▶ [WHAT YOU ARE ASKED TO DO]:
All the records that follow need to be reproduced exactly. Omit the images.

Figure record extracts:
** START **

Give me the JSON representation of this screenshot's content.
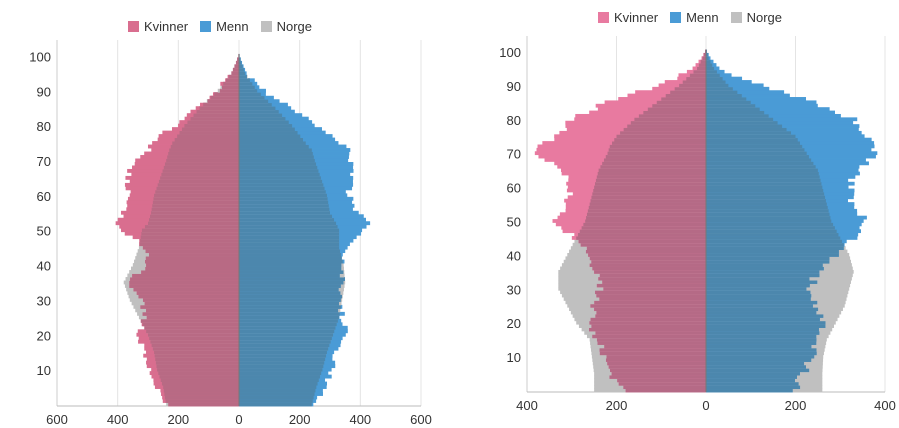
{
  "chart_data": [
    {
      "type": "population-pyramid",
      "legend": [
        {
          "name": "Kvinner",
          "color": "#d96e8f"
        },
        {
          "name": "Menn",
          "color": "#4a9bd6"
        },
        {
          "name": "Norge",
          "color": "#c0c0c0"
        }
      ],
      "x_ticks": [
        "600",
        "400",
        "200",
        "0",
        "200",
        "400",
        "600"
      ],
      "x_tick_values": [
        -600,
        -400,
        -200,
        0,
        200,
        400,
        600
      ],
      "xlim": [
        -600,
        600
      ],
      "y_ticks": [
        "10",
        "20",
        "30",
        "40",
        "50",
        "60",
        "70",
        "80",
        "90",
        "100"
      ],
      "y_tick_values": [
        10,
        20,
        30,
        40,
        50,
        60,
        70,
        80,
        90,
        100
      ],
      "ylim": [
        0,
        105
      ],
      "grid": "vertical",
      "legend_position": "top",
      "series_profile": {
        "age": [
          0,
          5,
          10,
          15,
          20,
          25,
          30,
          35,
          40,
          45,
          50,
          52,
          55,
          60,
          65,
          70,
          73,
          75,
          80,
          85,
          90,
          95,
          98,
          100
        ],
        "kvinner": [
          240,
          270,
          300,
          310,
          330,
          310,
          320,
          370,
          300,
          310,
          380,
          410,
          380,
          360,
          370,
          340,
          300,
          290,
          210,
          140,
          70,
          25,
          10,
          2
        ],
        "menn": [
          250,
          280,
          310,
          320,
          360,
          340,
          330,
          340,
          340,
          360,
          410,
          430,
          390,
          360,
          370,
          370,
          360,
          330,
          260,
          170,
          80,
          25,
          10,
          2
        ],
        "norge_women": [
          240,
          250,
          270,
          280,
          300,
          330,
          360,
          380,
          350,
          330,
          320,
          300,
          290,
          280,
          260,
          240,
          230,
          220,
          180,
          130,
          70,
          25,
          10,
          2
        ],
        "norge_men": [
          240,
          255,
          275,
          290,
          310,
          330,
          340,
          350,
          345,
          330,
          330,
          320,
          300,
          290,
          270,
          250,
          240,
          220,
          175,
          120,
          60,
          20,
          8,
          2
        ]
      }
    },
    {
      "type": "population-pyramid",
      "legend": [
        {
          "name": "Kvinner",
          "color": "#e87aa0"
        },
        {
          "name": "Menn",
          "color": "#4a9bd6"
        },
        {
          "name": "Norge",
          "color": "#c0c0c0"
        }
      ],
      "x_ticks": [
        "400",
        "200",
        "0",
        "200",
        "400"
      ],
      "x_tick_values": [
        -400,
        -200,
        0,
        200,
        400
      ],
      "xlim": [
        -400,
        400
      ],
      "y_ticks": [
        "10",
        "20",
        "30",
        "40",
        "50",
        "60",
        "70",
        "80",
        "90",
        "100"
      ],
      "y_tick_values": [
        10,
        20,
        30,
        40,
        50,
        60,
        70,
        80,
        90,
        100
      ],
      "ylim": [
        0,
        105
      ],
      "grid": "vertical",
      "legend_position": "top",
      "series_profile": {
        "age": [
          0,
          5,
          10,
          15,
          20,
          25,
          30,
          35,
          40,
          45,
          50,
          55,
          60,
          65,
          70,
          72,
          75,
          80,
          85,
          90,
          95,
          98,
          100
        ],
        "kvinner": [
          190,
          210,
          225,
          240,
          260,
          250,
          240,
          245,
          265,
          290,
          340,
          310,
          300,
          320,
          380,
          370,
          330,
          300,
          220,
          100,
          30,
          10,
          2
        ],
        "menn": [
          200,
          215,
          240,
          250,
          260,
          240,
          230,
          250,
          290,
          330,
          360,
          330,
          320,
          340,
          380,
          375,
          360,
          330,
          240,
          120,
          30,
          10,
          2
        ],
        "norge_women": [
          250,
          250,
          255,
          260,
          290,
          310,
          330,
          330,
          310,
          290,
          270,
          260,
          250,
          240,
          220,
          215,
          200,
          160,
          110,
          60,
          20,
          8,
          2
        ],
        "norge_men": [
          260,
          260,
          262,
          270,
          290,
          310,
          320,
          330,
          320,
          300,
          280,
          270,
          260,
          250,
          225,
          215,
          200,
          150,
          100,
          50,
          18,
          6,
          2
        ]
      }
    }
  ]
}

** END **

▶ [SOLUTION TO THIS TASK]:
Give me the JSON representation of this screenshot's content.
{
  "chart_data": [
    {
      "type": "population-pyramid",
      "legend": [
        {
          "name": "Kvinner",
          "color": "#d96e8f"
        },
        {
          "name": "Menn",
          "color": "#4a9bd6"
        },
        {
          "name": "Norge",
          "color": "#c0c0c0"
        }
      ],
      "x_ticks": [
        "600",
        "400",
        "200",
        "0",
        "200",
        "400",
        "600"
      ],
      "x_tick_values": [
        -600,
        -400,
        -200,
        0,
        200,
        400,
        600
      ],
      "xlim": [
        -600,
        600
      ],
      "y_ticks": [
        "10",
        "20",
        "30",
        "40",
        "50",
        "60",
        "70",
        "80",
        "90",
        "100"
      ],
      "y_tick_values": [
        10,
        20,
        30,
        40,
        50,
        60,
        70,
        80,
        90,
        100
      ],
      "ylim": [
        0,
        105
      ],
      "grid": "vertical",
      "legend_position": "top",
      "series_profile": {
        "age": [
          0,
          5,
          10,
          15,
          20,
          25,
          30,
          35,
          40,
          45,
          50,
          52,
          55,
          60,
          65,
          70,
          73,
          75,
          80,
          85,
          90,
          95,
          98,
          100
        ],
        "kvinner": [
          240,
          270,
          300,
          310,
          330,
          310,
          320,
          370,
          300,
          310,
          380,
          410,
          380,
          360,
          370,
          340,
          300,
          290,
          210,
          140,
          70,
          25,
          10,
          2
        ],
        "menn": [
          250,
          280,
          310,
          320,
          360,
          340,
          330,
          340,
          340,
          360,
          410,
          430,
          390,
          360,
          370,
          370,
          360,
          330,
          260,
          170,
          80,
          25,
          10,
          2
        ],
        "norge_women": [
          240,
          250,
          270,
          280,
          300,
          330,
          360,
          380,
          350,
          330,
          320,
          300,
          290,
          280,
          260,
          240,
          230,
          220,
          180,
          130,
          70,
          25,
          10,
          2
        ],
        "norge_men": [
          240,
          255,
          275,
          290,
          310,
          330,
          340,
          350,
          345,
          330,
          330,
          320,
          300,
          290,
          270,
          250,
          240,
          220,
          175,
          120,
          60,
          20,
          8,
          2
        ]
      }
    },
    {
      "type": "population-pyramid",
      "legend": [
        {
          "name": "Kvinner",
          "color": "#e87aa0"
        },
        {
          "name": "Menn",
          "color": "#4a9bd6"
        },
        {
          "name": "Norge",
          "color": "#c0c0c0"
        }
      ],
      "x_ticks": [
        "400",
        "200",
        "0",
        "200",
        "400"
      ],
      "x_tick_values": [
        -400,
        -200,
        0,
        200,
        400
      ],
      "xlim": [
        -400,
        400
      ],
      "y_ticks": [
        "10",
        "20",
        "30",
        "40",
        "50",
        "60",
        "70",
        "80",
        "90",
        "100"
      ],
      "y_tick_values": [
        10,
        20,
        30,
        40,
        50,
        60,
        70,
        80,
        90,
        100
      ],
      "ylim": [
        0,
        105
      ],
      "grid": "vertical",
      "legend_position": "top",
      "series_profile": {
        "age": [
          0,
          5,
          10,
          15,
          20,
          25,
          30,
          35,
          40,
          45,
          50,
          55,
          60,
          65,
          70,
          72,
          75,
          80,
          85,
          90,
          95,
          98,
          100
        ],
        "kvinner": [
          190,
          210,
          225,
          240,
          260,
          250,
          240,
          245,
          265,
          290,
          340,
          310,
          300,
          320,
          380,
          370,
          330,
          300,
          220,
          100,
          30,
          10,
          2
        ],
        "menn": [
          200,
          215,
          240,
          250,
          260,
          240,
          230,
          250,
          290,
          330,
          360,
          330,
          320,
          340,
          380,
          375,
          360,
          330,
          240,
          120,
          30,
          10,
          2
        ],
        "norge_women": [
          250,
          250,
          255,
          260,
          290,
          310,
          330,
          330,
          310,
          290,
          270,
          260,
          250,
          240,
          220,
          215,
          200,
          160,
          110,
          60,
          20,
          8,
          2
        ],
        "norge_men": [
          260,
          260,
          262,
          270,
          290,
          310,
          320,
          330,
          320,
          300,
          280,
          270,
          260,
          250,
          225,
          215,
          200,
          150,
          100,
          50,
          18,
          6,
          2
        ]
      }
    }
  ]
}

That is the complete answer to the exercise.